• The problem
Pull out each line of the data that includes the word "plus".

• Task input
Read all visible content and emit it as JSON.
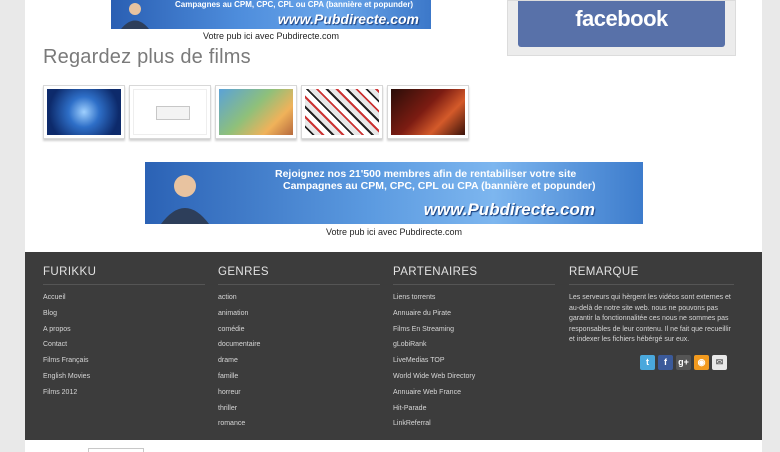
{
  "top_banner": {
    "line1": "Campagnes au CPM, CPC, CPL ou CPA (bannière et popunder)",
    "brand": "www.Pubdirecte.com",
    "caption": "Votre pub ici avec Pubdirecte.com"
  },
  "facebook_box": {
    "label": "facebook",
    "color": "#5871a9"
  },
  "section_title": "Regardez plus de films",
  "thumbnails": [
    {
      "alt": "film-thumbnail-1"
    },
    {
      "alt": "film-thumbnail-placeholder"
    },
    {
      "alt": "film-thumbnail-3"
    },
    {
      "alt": "film-thumbnail-4"
    },
    {
      "alt": "film-thumbnail-5"
    }
  ],
  "mid_banner": {
    "line1": "Rejoignez nos 21'500 membres afin de rentabiliser votre site",
    "line2": "Campagnes au CPM, CPC, CPL ou CPA (bannière et popunder)",
    "brand": "www.Pubdirecte.com",
    "caption": "Votre pub ici avec Pubdirecte.com"
  },
  "footer": {
    "furikku": {
      "title": "FURIKKU",
      "items": [
        "Accueil",
        "Blog",
        "A propos",
        "Contact",
        "Films Français",
        "English Movies",
        "Films 2012"
      ]
    },
    "genres": {
      "title": "GENRES",
      "items": [
        "action",
        "animation",
        "comédie",
        "documentaire",
        "drame",
        "famille",
        "horreur",
        "thriller",
        "romance"
      ]
    },
    "partenaires": {
      "title": "PARTENAIRES",
      "items": [
        "Liens torrents",
        "Annuaire du Pirate",
        "Films En Streaming",
        "gLobiRank",
        "LiveMedias TOP",
        "World Wide Web Directory",
        "Annuaire Web France",
        "Hit-Parade",
        "LinkReferral"
      ]
    },
    "remarque": {
      "title": "REMARQUE",
      "text": "Les serveurs qui hèrgent les vidéos sont externes et au-delà de notre site web. nous ne pouvons pas garantir la fonctionnalitée ces nous ne sommes pas responsables de leur contenu. Il ne fait que recueillir et indexer les fichiers hébérgé sur eux."
    },
    "social_icons": [
      {
        "name": "twitter-icon",
        "glyph": "t"
      },
      {
        "name": "facebook-icon",
        "glyph": "f"
      },
      {
        "name": "google-plus-icon",
        "glyph": "g+"
      },
      {
        "name": "rss-icon",
        "glyph": "◉"
      },
      {
        "name": "mail-icon",
        "glyph": "✉"
      }
    ]
  }
}
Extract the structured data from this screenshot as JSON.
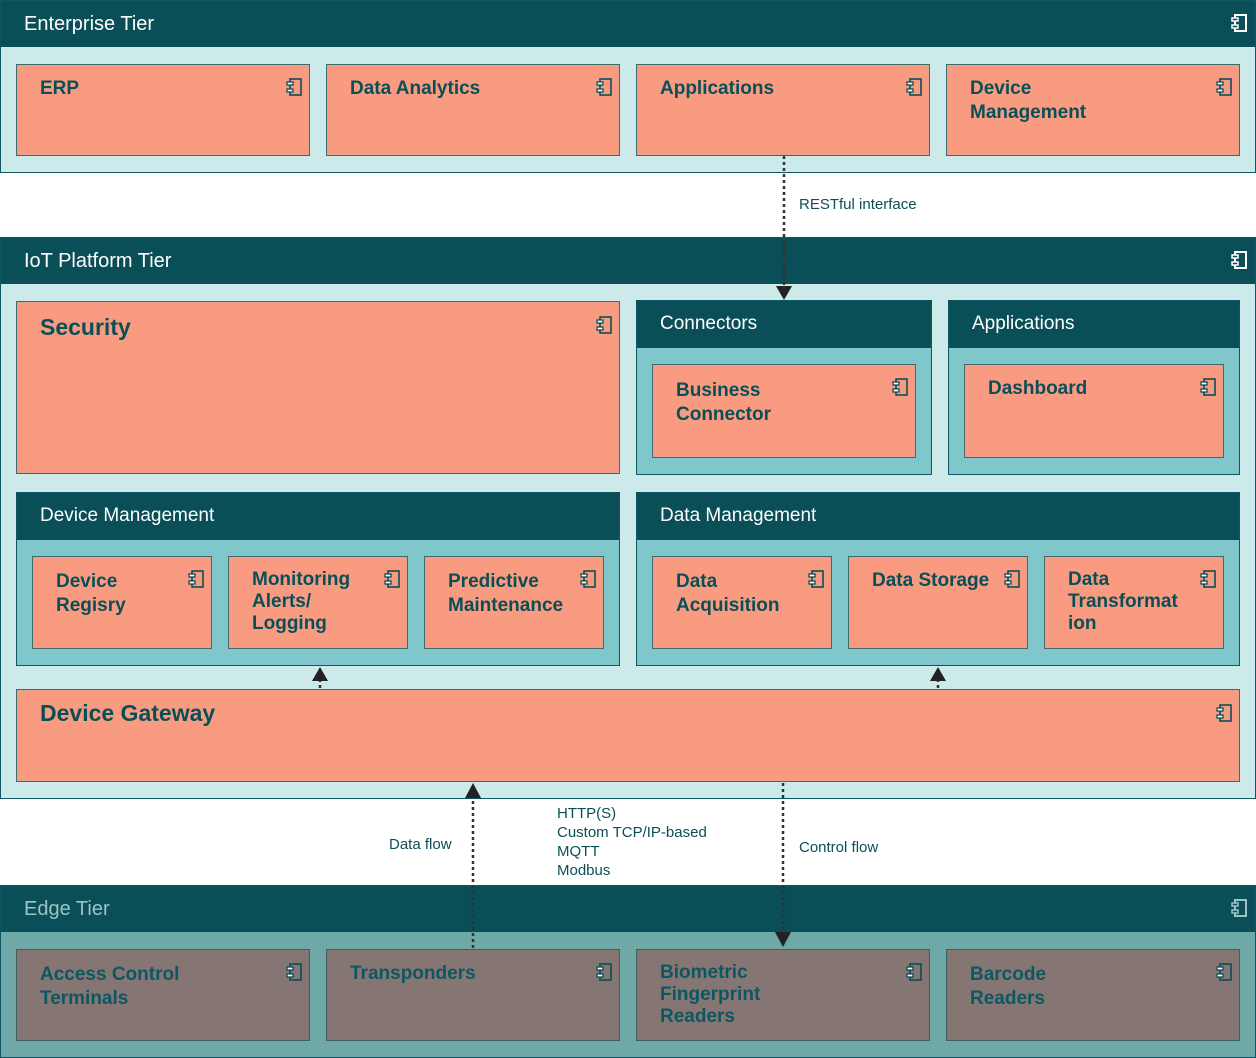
{
  "enterprise": {
    "title": "Enterprise Tier",
    "components": [
      "ERP",
      "Data Analytics",
      "Applications",
      "Device\nManagement"
    ]
  },
  "platform": {
    "title": "IoT Platform Tier",
    "security": "Security",
    "connectors": {
      "title": "Connectors",
      "components": [
        "Business\nConnector"
      ]
    },
    "applications": {
      "title": "Applications",
      "components": [
        "Dashboard"
      ]
    },
    "device_management": {
      "title": "Device Management",
      "components": [
        "Device\nRegisry",
        "Monitoring\nAlerts/\nLogging",
        "Predictive\nMaintenance"
      ]
    },
    "data_management": {
      "title": "Data Management",
      "components": [
        "Data\nAcquisition",
        "Data Storage",
        "Data\nTransformat\nion"
      ]
    },
    "gateway": "Device Gateway"
  },
  "edge": {
    "title": "Edge Tier",
    "components": [
      "Access Control\nTerminals",
      "Transponders",
      "Biometric\nFingerprint\nReaders",
      "Barcode\nReaders"
    ]
  },
  "annotations": {
    "restful": "RESTful interface",
    "data_flow": "Data flow",
    "control_flow": "Control flow",
    "protocols": [
      "HTTP(S)",
      "Custom TCP/IP-based",
      "MQTT",
      "Modbus"
    ]
  },
  "colors": {
    "header": "#0a4f57",
    "tier_bg": "#cdeaea",
    "group_bg": "#7fc7cb",
    "component": "#f99b80",
    "edge_component": "#857673",
    "edge_bg": "#6fa9a7"
  },
  "icons": {
    "component": "component-icon",
    "tier": "tier-component-icon"
  }
}
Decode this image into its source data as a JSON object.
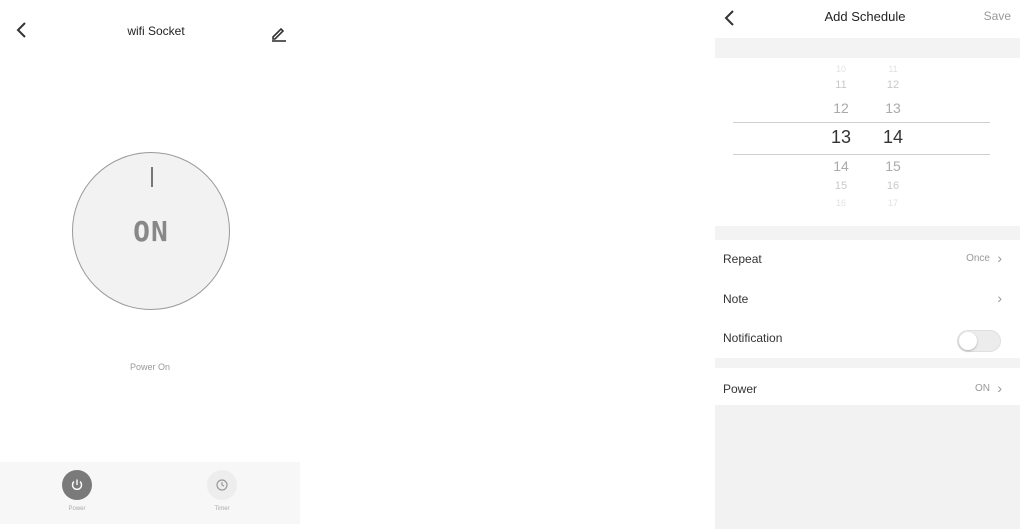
{
  "device_screen": {
    "title": "wifi Socket",
    "power_state": "ON",
    "status_text": "Power On",
    "tabs": [
      {
        "label": "Power",
        "icon": "power-icon",
        "active": true
      },
      {
        "label": "Timer",
        "icon": "timer-icon",
        "active": false
      }
    ]
  },
  "schedule_screen": {
    "title": "Add Schedule",
    "save_label": "Save",
    "picker": {
      "hours": [
        "10",
        "11",
        "12",
        "13",
        "14",
        "15",
        "16"
      ],
      "minutes": [
        "11",
        "12",
        "13",
        "14",
        "15",
        "16",
        "17"
      ],
      "selected_hour": "13",
      "selected_minute": "14"
    },
    "rows": {
      "repeat": {
        "label": "Repeat",
        "value": "Once"
      },
      "note": {
        "label": "Note",
        "value": ""
      },
      "notification": {
        "label": "Notification",
        "enabled": false
      },
      "power": {
        "label": "Power",
        "value": "ON"
      }
    }
  },
  "colors": {
    "accent_gray": "#7a7a7a",
    "background": "#ffffff",
    "band": "#f3f3f3"
  }
}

• Response to this exercise
  "section_title": "Regardez plus de films",
        "name": "google-plus-icon",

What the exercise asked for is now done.